WHAT YOU WILL DO
Give the material once more, word for word, without any images.

RECORDS FOR THE TASK
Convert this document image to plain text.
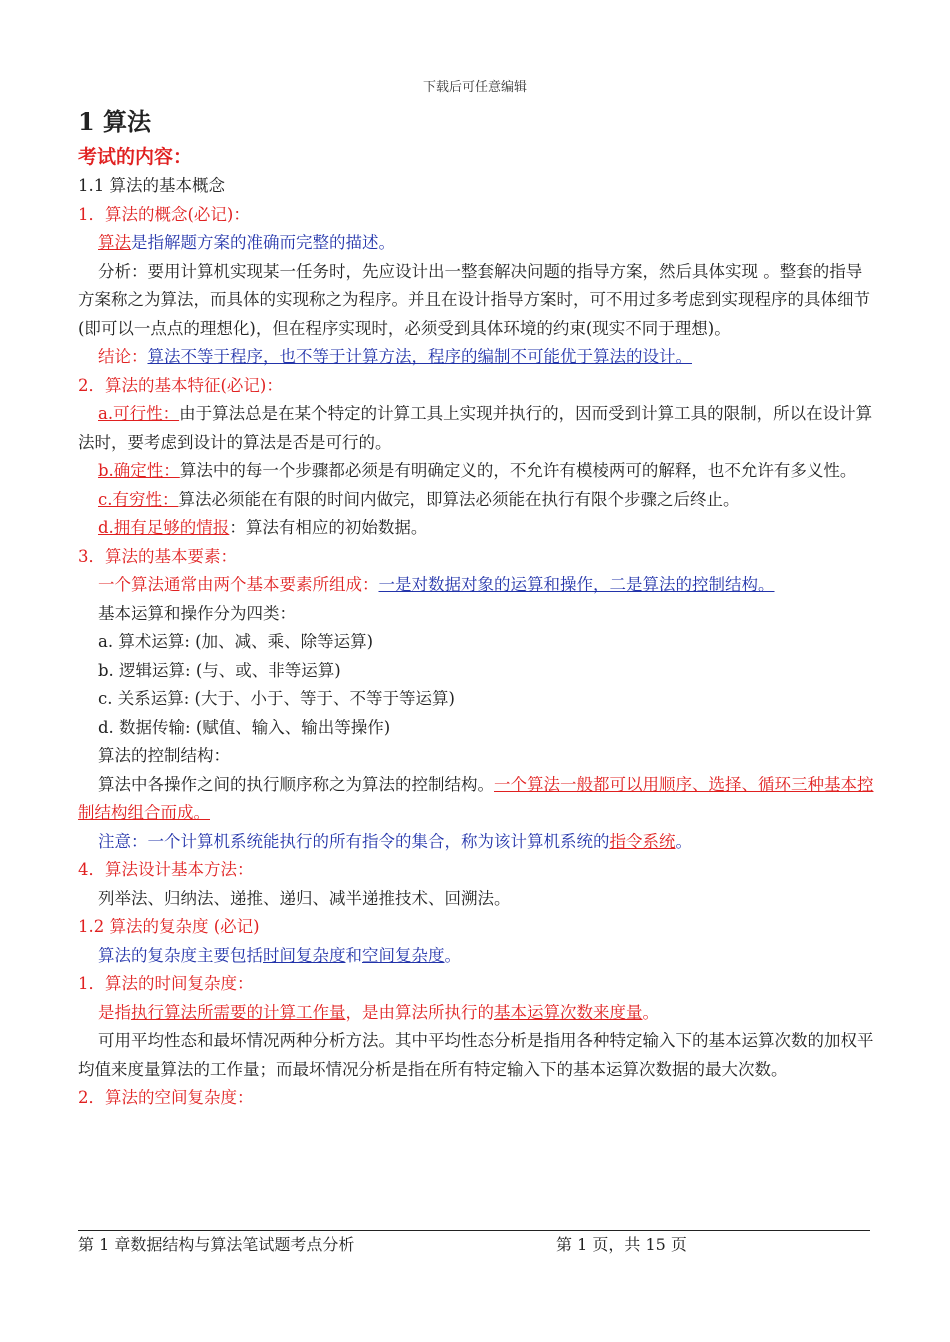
下载后可任意编辑
1 算法
考试的内容：
1.1 算法的基本概念
1．算法的概念(必记)：
算法是指解题方案的准确而完整的描述。
分析：要用计算机实现某一任务时，先应设计出一整套解决问题的指导方案，然后具体实现 。整套的指导方案称之为算法，而具体的实现称之为程序。并且在设计指导方案时，可不用过多考虑到实现程序的具体细节(即可以一点点的理想化)，但在程序实现时，必须受到具体环境的约束(现实不同于理想)。
结论：算法不等于程序，也不等于计算方法，程序的编制不可能优于算法的设计。
2．算法的基本特征(必记)：
a.可行性：由于算法总是在某个特定的计算工具上实现并执行的，因而受到计算工具的限制，所以在设计算法时，要考虑到设计的算法是否是可行的。
b.确定性：算法中的每一个步骤都必须是有明确定义的，不允许有模棱两可的解释，也不允许有多义性。
c.有穷性：算法必须能在有限的时间内做完，即算法必须能在执行有限个步骤之后终止。
d.拥有足够的情报：算法有相应的初始数据。
3．算法的基本要素：
一个算法通常由两个基本要素所组成：一是对数据对象的运算和操作，二是算法的控制结构。
基本运算和操作分为四类：
a. 算术运算: (加、减、乘、除等运算)
b. 逻辑运算: (与、或、非等运算)
c. 关系运算: (大于、小于、等于、不等于等运算)
d. 数据传输: (赋值、输入、输出等操作)
算法的控制结构：
算法中各操作之间的执行顺序称之为算法的控制结构。一个算法一般都可以用顺序、选择、循环三种基本控制结构组合而成。
注意：一个计算机系统能执行的所有指令的集合，称为该计算机系统的指令系统。
4．算法设计基本方法：
列举法、归纳法、递推、递归、减半递推技术、回溯法。
1.2 算法的复杂度 (必记)
算法的复杂度主要包括时间复杂度和空间复杂度。
1．算法的时间复杂度：
是指执行算法所需要的计算工作量，是由算法所执行的基本运算次数来度量。
可用平均性态和最坏情况两种分析方法。其中平均性态分析是指用各种特定输入下的基本运算次数的加权平均值来度量算法的工作量；而最坏情况分析是指在所有特定输入下的基本运算次数据的最大次数。
2．算法的空间复杂度：
第 1 章数据结构与算法笔试题考点分析	第 1 页，共 15 页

COMPLETE OUTPUT
Convert this document image to plain text.
下载后可任意编辑
1 算法
考试的内容：
1.1 算法的基本概念
1．算法的概念(必记)：
算法是指解题方案的准确而完整的描述。
分析：要用计算机实现某一任务时，先应设计出一整套解决问题的指导方案，然后具体实现 。整套的指导方案称之为算法，而具体的实现称之为程序。并且在设计指导方案时，可不用过多考虑到实现程序的具体细节(即可以一点点的理想化)，但在程序实现时，必须受到具体环境的约束(现实不同于理想)。
结论：算法不等于程序，也不等于计算方法，程序的编制不可能优于算法的设计。
2．算法的基本特征(必记)：
a.可行性：由于算法总是在某个特定的计算工具上实现并执行的，因而受到计算工具的限制，所以在设计算法时，要考虑到设计的算法是否是可行的。
b.确定性：算法中的每一个步骤都必须是有明确定义的，不允许有模棱两可的解释，也不允许有多义性。
c.有穷性：算法必须能在有限的时间内做完，即算法必须能在执行有限个步骤之后终止。
d.拥有足够的情报：算法有相应的初始数据。
3．算法的基本要素：
一个算法通常由两个基本要素所组成：一是对数据对象的运算和操作，二是算法的控制结构。
基本运算和操作分为四类：
a. 算术运算: (加、减、乘、除等运算)
b. 逻辑运算: (与、或、非等运算)
c. 关系运算: (大于、小于、等于、不等于等运算)
d. 数据传输: (赋值、输入、输出等操作)
算法的控制结构：
算法中各操作之间的执行顺序称之为算法的控制结构。一个算法一般都可以用顺序、选择、循环三种基本控制结构组合而成。
注意：一个计算机系统能执行的所有指令的集合，称为该计算机系统的指令系统。
4．算法设计基本方法：
列举法、归纳法、递推、递归、减半递推技术、回溯法。
1.2 算法的复杂度 (必记)
算法的复杂度主要包括时间复杂度和空间复杂度。
1．算法的时间复杂度：
是指执行算法所需要的计算工作量，是由算法所执行的基本运算次数来度量。
可用平均性态和最坏情况两种分析方法。其中平均性态分析是指用各种特定输入下的基本运算次数的加权平均值来度量算法的工作量；而最坏情况分析是指在所有特定输入下的基本运算次数据的最大次数。
2．算法的空间复杂度：
第 1 章数据结构与算法笔试题考点分析	第 1 页，共 15 页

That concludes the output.